## [What to do]
Search the listing below for "DSEK". Copy each matching line.

-- Start Information shown --

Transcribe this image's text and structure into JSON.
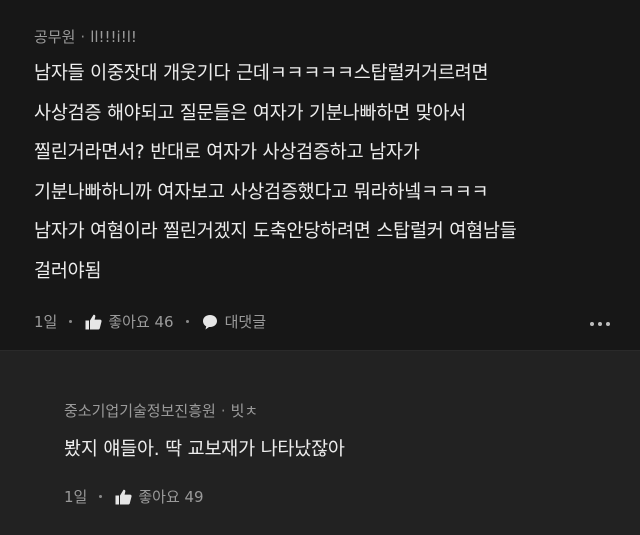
{
  "comments": [
    {
      "author": "공무원",
      "nickname": "ll!!!i!l!",
      "lines": [
        "남자들 이중잣대 개웃기다 근데ㅋㅋㅋㅋㅋ스탑럴커거르려면",
        "사상검증 해야되고 질문들은 여자가 기분나빠하면 맞아서",
        "찔린거라면서? 반대로 여자가 사상검증하고 남자가",
        "기분나빠하니까 여자보고 사상검증했다고 뭐라하넼ㅋㅋㅋㅋ",
        "남자가 여혐이라 찔린거겠지 도축안당하려면 스탑럴커 여혐남들",
        "걸러야됨"
      ],
      "time": "1일",
      "like_label": "좋아요 46",
      "reply_label": "대댓글"
    },
    {
      "author": "중소기업기술정보진흥원",
      "nickname": "빗ㅊ",
      "lines": [
        "봤지 얘들아. 딱 교보재가 나타났잖아"
      ],
      "time": "1일",
      "like_label": "좋아요 49"
    }
  ]
}
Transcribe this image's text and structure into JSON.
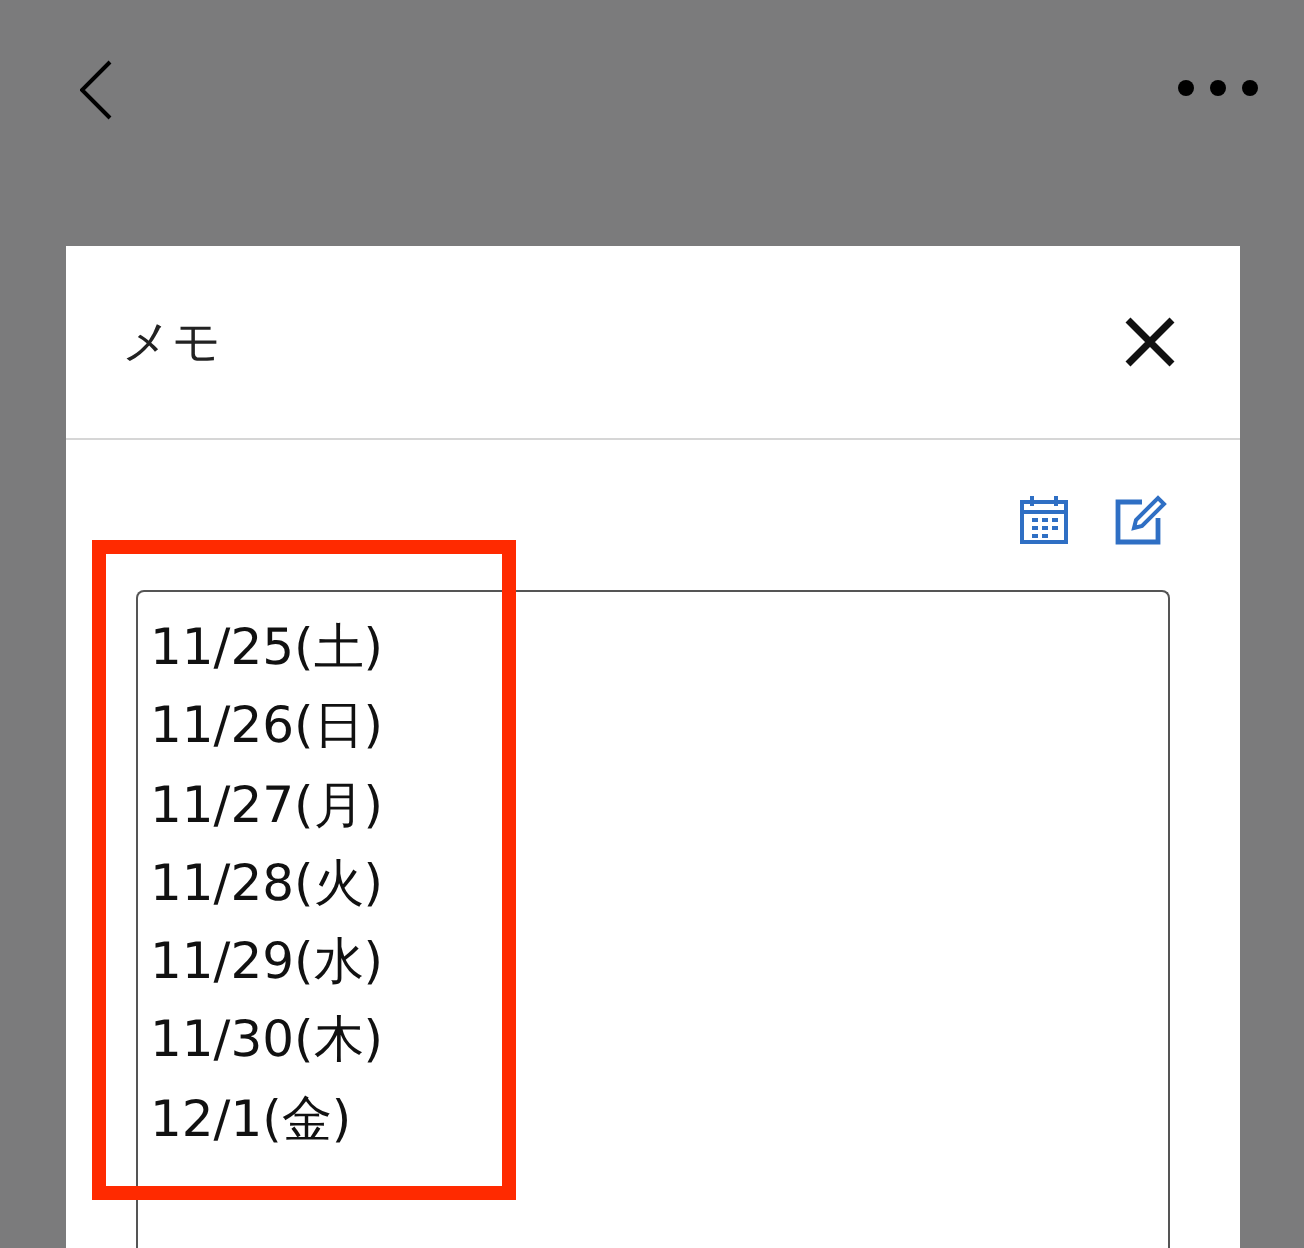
{
  "dialog": {
    "title": "メモ",
    "memo": {
      "lines": [
        "11/25(土)",
        "11/26(日)",
        "11/27(月)",
        "11/28(火)",
        "11/29(水)",
        "11/30(木)",
        "12/1(金)"
      ]
    },
    "highlight": {
      "color": "#ff2a00"
    }
  }
}
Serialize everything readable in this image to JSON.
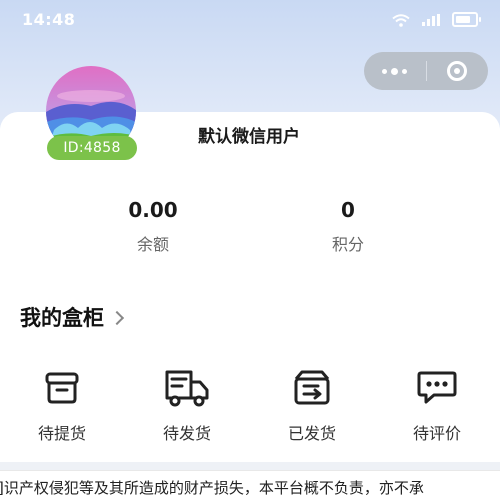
{
  "status_bar": {
    "time": "14:48"
  },
  "profile": {
    "username": "默认微信用户",
    "id_badge": "ID:4858"
  },
  "stats": {
    "balance": {
      "value": "0.00",
      "label": "余额"
    },
    "points": {
      "value": "0",
      "label": "积分"
    }
  },
  "section": {
    "title": "我的盒柜"
  },
  "orders": [
    {
      "label": "待提货",
      "icon": "box-icon"
    },
    {
      "label": "待发货",
      "icon": "truck-icon"
    },
    {
      "label": "已发货",
      "icon": "shipped-box-icon"
    },
    {
      "label": "待评价",
      "icon": "comment-icon"
    }
  ],
  "notice": {
    "text": "]识产权侵犯等及其所造成的财产损失，本平台概不负责，亦不承"
  },
  "colors": {
    "id_badge": "#7cc24a",
    "background": "#eef1f6",
    "capsule": "#b9c0c9"
  }
}
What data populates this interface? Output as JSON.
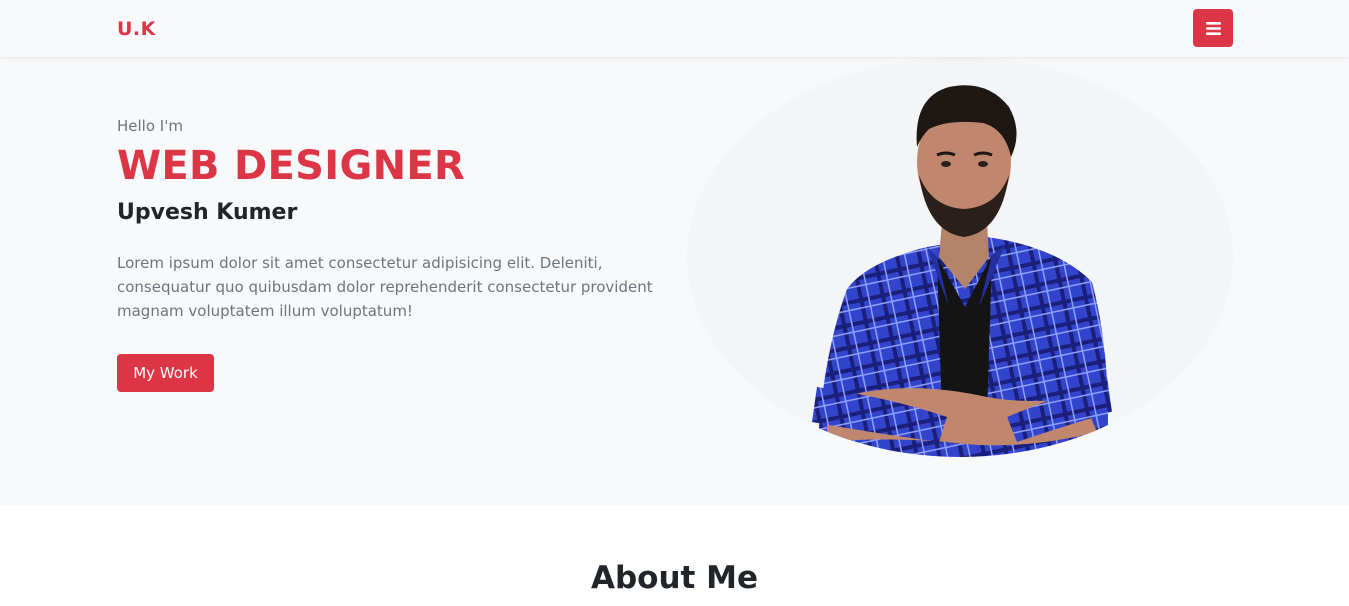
{
  "navbar": {
    "brand": "U.K",
    "menu_icon": "hamburger-menu-icon"
  },
  "hero": {
    "greeting": "Hello I'm",
    "role": "WEB DESIGNER",
    "name": "Upvesh Kumer",
    "description": "Lorem ipsum dolor sit amet consectetur adipisicing elit. Deleniti, consequatur quo quibusdam dolor reprehenderit consectetur provident magnam voluptatem illum voluptatum!",
    "cta_label": "My Work",
    "portrait": "man-portrait-blue-plaid-shirt"
  },
  "about": {
    "title": "About Me"
  },
  "colors": {
    "accent": "#dc3545",
    "hero_bg": "#f8f9fa",
    "muted_text": "#6c757d",
    "dark_text": "#212529",
    "shirt_blue": "#3344cc"
  }
}
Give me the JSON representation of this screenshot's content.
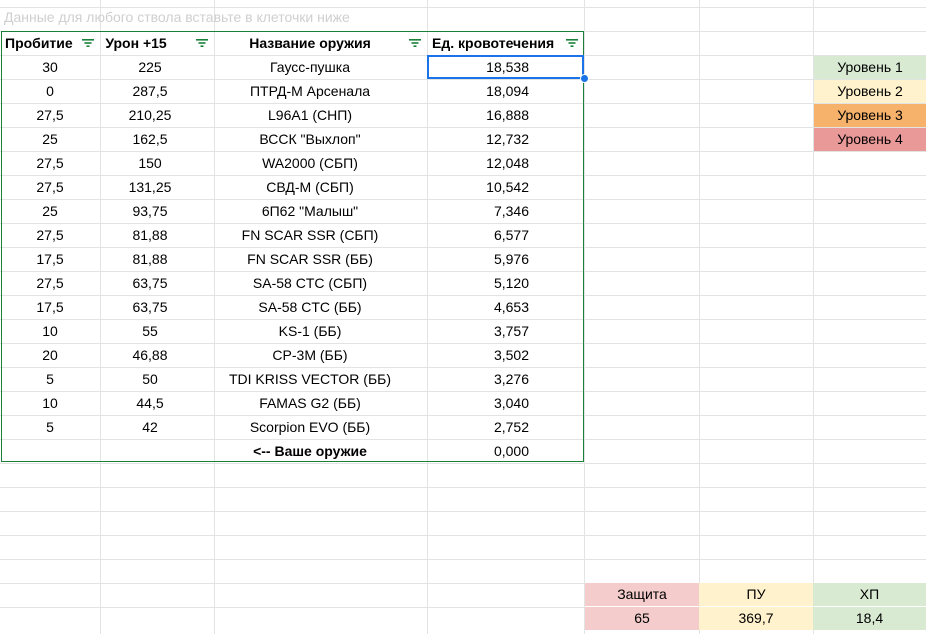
{
  "note": "Данные для любого ствола вставьте  в клеточки ниже",
  "headers": {
    "col1": "Пробитие",
    "col2": "Урон +15",
    "col3": "Название оружия",
    "col4": "Ед. кровотечения"
  },
  "rows": [
    {
      "pen": "30",
      "dmg": "225",
      "name": "Гаусс-пушка",
      "bleed": "18,538"
    },
    {
      "pen": "0",
      "dmg": "287,5",
      "name": "ПТРД-М Арсенала",
      "bleed": "18,094"
    },
    {
      "pen": "27,5",
      "dmg": "210,25",
      "name": "L96A1 (СНП)",
      "bleed": "16,888"
    },
    {
      "pen": "25",
      "dmg": "162,5",
      "name": "ВССК \"Выхлоп\"",
      "bleed": "12,732"
    },
    {
      "pen": "27,5",
      "dmg": "150",
      "name": "WA2000 (СБП)",
      "bleed": "12,048"
    },
    {
      "pen": "27,5",
      "dmg": "131,25",
      "name": "СВД-М (СБП)",
      "bleed": "10,542"
    },
    {
      "pen": "25",
      "dmg": "93,75",
      "name": "6П62 \"Малыш\"",
      "bleed": "7,346"
    },
    {
      "pen": "27,5",
      "dmg": "81,88",
      "name": "FN SCAR SSR (СБП)",
      "bleed": "6,577"
    },
    {
      "pen": "17,5",
      "dmg": "81,88",
      "name": "FN SCAR SSR (ББ)",
      "bleed": "5,976"
    },
    {
      "pen": "27,5",
      "dmg": "63,75",
      "name": "SA-58 CTC (СБП)",
      "bleed": "5,120"
    },
    {
      "pen": "17,5",
      "dmg": "63,75",
      "name": "SA-58 CTC (ББ)",
      "bleed": "4,653"
    },
    {
      "pen": "10",
      "dmg": "55",
      "name": "KS-1 (ББ)",
      "bleed": "3,757"
    },
    {
      "pen": "20",
      "dmg": "46,88",
      "name": "CP-3M (ББ)",
      "bleed": "3,502"
    },
    {
      "pen": "5",
      "dmg": "50",
      "name": "TDI KRISS VECTOR (ББ)",
      "bleed": "3,276"
    },
    {
      "pen": "10",
      "dmg": "44,5",
      "name": "FAMAS G2 (ББ)",
      "bleed": "3,040"
    },
    {
      "pen": "5",
      "dmg": "42",
      "name": "Scorpion EVO (ББ)",
      "bleed": "2,752"
    },
    {
      "pen": "",
      "dmg": "",
      "name": "<-- Ваше оружие",
      "bleed": "0,000"
    }
  ],
  "levels": [
    {
      "label": "Уровень 1",
      "color": "#d9ead3"
    },
    {
      "label": "Уровень 2",
      "color": "#fff2cc"
    },
    {
      "label": "Уровень 3",
      "color": "#f6b26b"
    },
    {
      "label": "Уровень 4",
      "color": "#ea9999"
    }
  ],
  "stats": {
    "defense": {
      "label": "Защита",
      "value": "65",
      "color": "#f4cccc"
    },
    "pu": {
      "label": "ПУ",
      "value": "369,7",
      "color": "#fff2cc"
    },
    "hp": {
      "label": "ХП",
      "value": "18,4",
      "color": "#d9ead3"
    }
  },
  "colors": {
    "table_border": "#188038",
    "selection": "#1a73e8",
    "filter_icon": "#188038"
  },
  "icons": {
    "filter": "filter-icon"
  }
}
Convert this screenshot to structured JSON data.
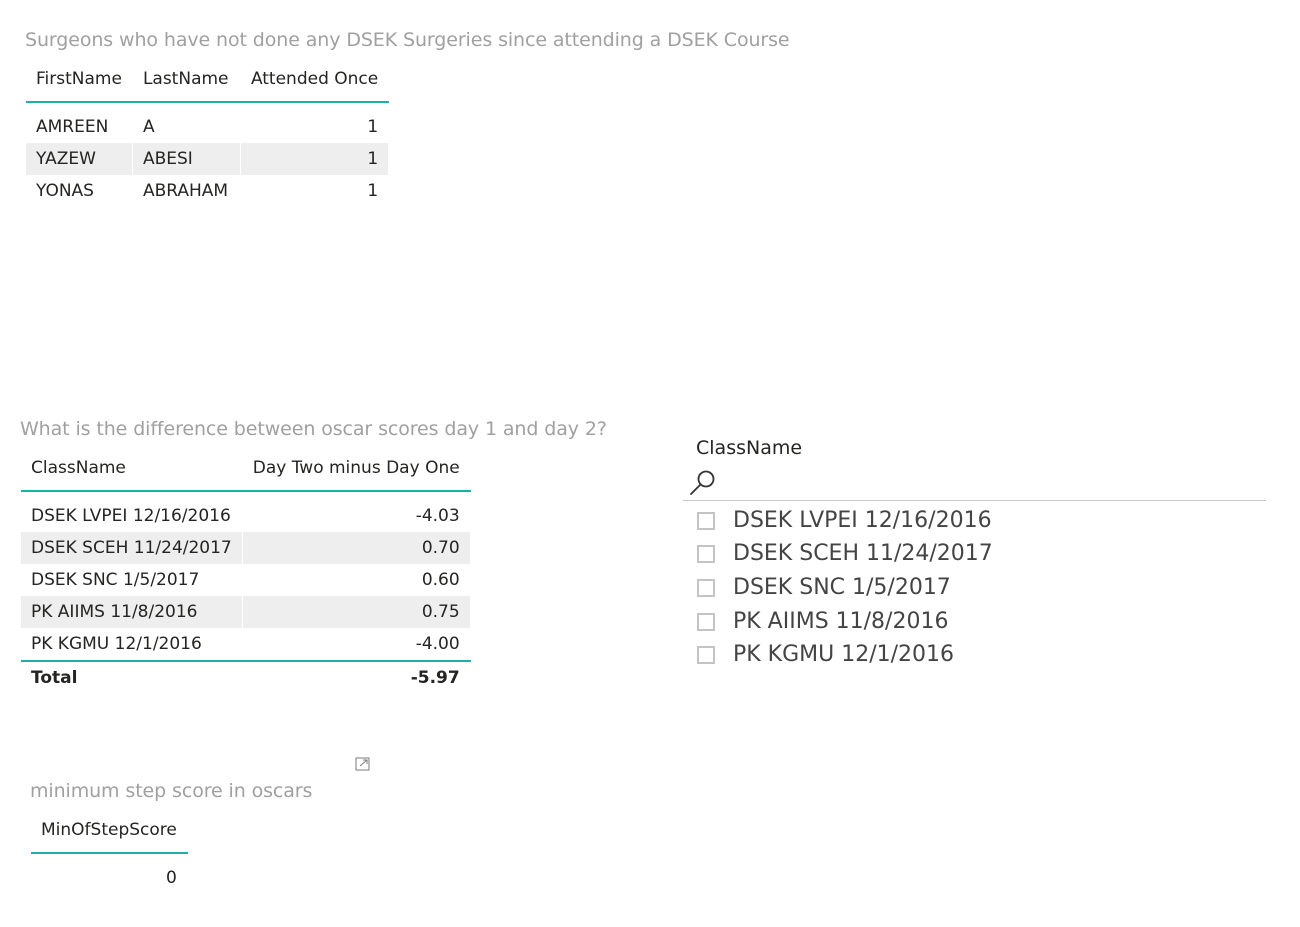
{
  "surgeons_visual": {
    "title": "Surgeons who have not done any DSEK Surgeries since attending a DSEK Course",
    "columns": [
      "FirstName",
      "LastName",
      "Attended Once"
    ],
    "rows": [
      {
        "first": "AMREEN",
        "last": "A",
        "attended": "1"
      },
      {
        "first": "YAZEW",
        "last": "ABESI",
        "attended": "1"
      },
      {
        "first": "YONAS",
        "last": "ABRAHAM",
        "attended": "1"
      }
    ]
  },
  "oscar_diff_visual": {
    "title": "What is the difference between oscar scores day 1 and day 2?",
    "columns": [
      "ClassName",
      "Day Two minus Day One"
    ],
    "rows": [
      {
        "class": "DSEK LVPEI 12/16/2016",
        "value": "-4.03"
      },
      {
        "class": "DSEK SCEH 11/24/2017",
        "value": "0.70"
      },
      {
        "class": "DSEK SNC 1/5/2017",
        "value": "0.60"
      },
      {
        "class": "PK AIIMS 11/8/2016",
        "value": "0.75"
      },
      {
        "class": "PK KGMU 12/1/2016",
        "value": "-4.00"
      }
    ],
    "total_label": "Total",
    "total_value": "-5.97"
  },
  "class_slicer": {
    "header": "ClassName",
    "search_icon": "search-icon",
    "items": [
      "DSEK LVPEI 12/16/2016",
      "DSEK SCEH 11/24/2017",
      "DSEK SNC 1/5/2017",
      "PK AIIMS 11/8/2016",
      "PK KGMU 12/1/2016"
    ]
  },
  "min_step_visual": {
    "title": "minimum step score in oscars",
    "focus_icon": "focus-mode-icon",
    "column": "MinOfStepScore",
    "value": "0"
  },
  "colors": {
    "accent": "#1ab2a2",
    "title_gray": "#a0a0a0",
    "alt_row": "#eeeeee"
  }
}
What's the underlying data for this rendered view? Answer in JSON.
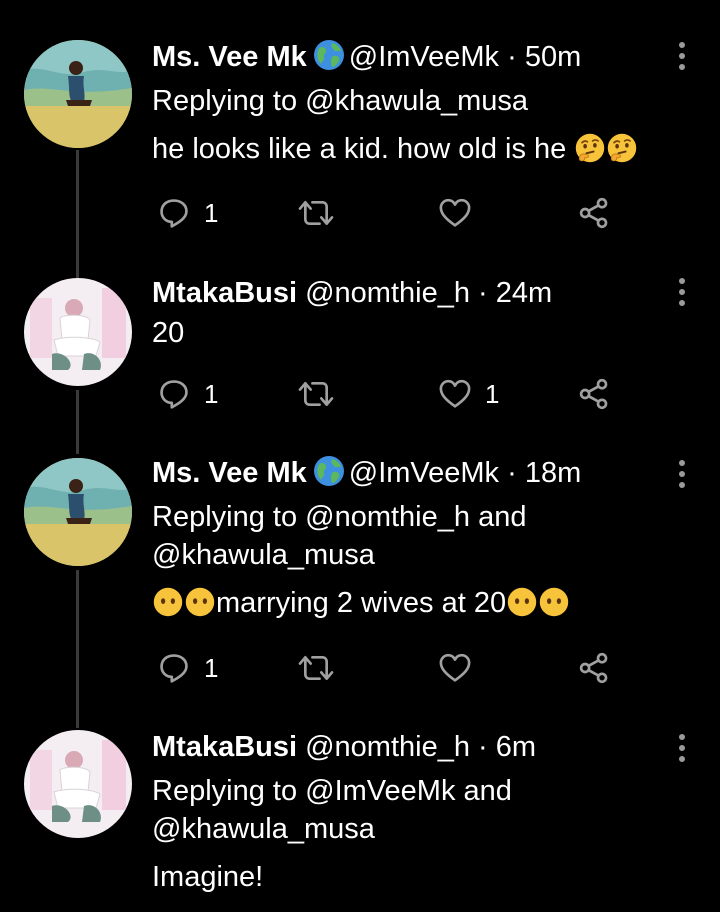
{
  "colors": {
    "background": "#000000",
    "text": "#ffffff",
    "icon": "#a0a0a0",
    "thread_line": "#3a3a3a"
  },
  "tweets": [
    {
      "name": "Ms. Vee Mk",
      "handle": "@ImVeeMk",
      "separator": "·",
      "time": "50m",
      "reply_to_line1": "Replying to @khawula_musa",
      "text": "he looks like a kid. how old is he",
      "reply_count": "1",
      "like_count": ""
    },
    {
      "name": "MtakaBusi",
      "handle": "@nomthie_h",
      "separator": "·",
      "time": "24m",
      "text": "20",
      "reply_count": "1",
      "like_count": "1"
    },
    {
      "name": "Ms. Vee Mk",
      "handle": "@ImVeeMk",
      "separator": "·",
      "time": "18m",
      "reply_to_line1": "Replying to @nomthie_h and",
      "reply_to_line2": "@khawula_musa",
      "text": "marrying 2 wives at 20",
      "reply_count": "1",
      "like_count": ""
    },
    {
      "name": "MtakaBusi",
      "handle": "@nomthie_h",
      "separator": "·",
      "time": "6m",
      "reply_to_line1": "Replying to @ImVeeMk and",
      "reply_to_line2": "@khawula_musa",
      "text": "Imagine!"
    }
  ]
}
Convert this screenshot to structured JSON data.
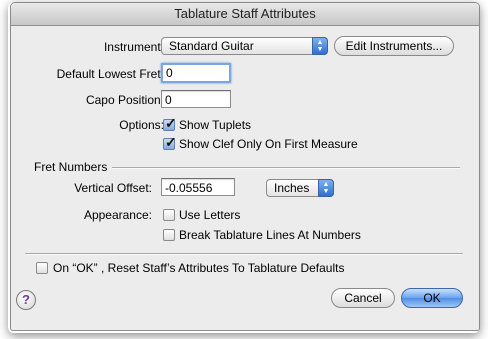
{
  "window": {
    "title": "Tablature Staff Attributes"
  },
  "instrument": {
    "label": "Instrument:",
    "value": "Standard Guitar",
    "edit_button": "Edit Instruments..."
  },
  "lowest_fret": {
    "label": "Default Lowest Fret:",
    "value": "0"
  },
  "capo": {
    "label": "Capo Position:",
    "value": "0"
  },
  "options": {
    "label": "Options:",
    "show_tuplets": {
      "label": "Show Tuplets",
      "checked": true
    },
    "show_clef": {
      "label": "Show Clef Only On First Measure",
      "checked": true
    }
  },
  "fret_numbers": {
    "heading": "Fret Numbers",
    "vertical_offset": {
      "label": "Vertical Offset:",
      "value": "-0.05556",
      "unit": "Inches"
    },
    "appearance": {
      "label": "Appearance:",
      "use_letters": {
        "label": "Use Letters",
        "checked": false
      },
      "break_lines": {
        "label": "Break Tablature Lines At Numbers",
        "checked": false
      }
    }
  },
  "reset": {
    "label": "On “OK” , Reset Staff’s Attributes To Tablature Defaults",
    "checked": false
  },
  "help": {
    "label": "?"
  },
  "buttons": {
    "cancel": "Cancel",
    "ok": "OK"
  }
}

-- End Information shown --

## [The solution]
    "title": "Surgeons who have not done any DSEK Surgeries since attending a DSEK Course",
        "class": "DSEK LVPEI 12/16/2016",
        "class": "DSEK SCEH 11/24/2017",
        "class": "DSEK SNC 1/5/2017",
      "DSEK LVPEI 12/16/2016",
      "DSEK SCEH 11/24/2017",
      "DSEK SNC 1/5/2017",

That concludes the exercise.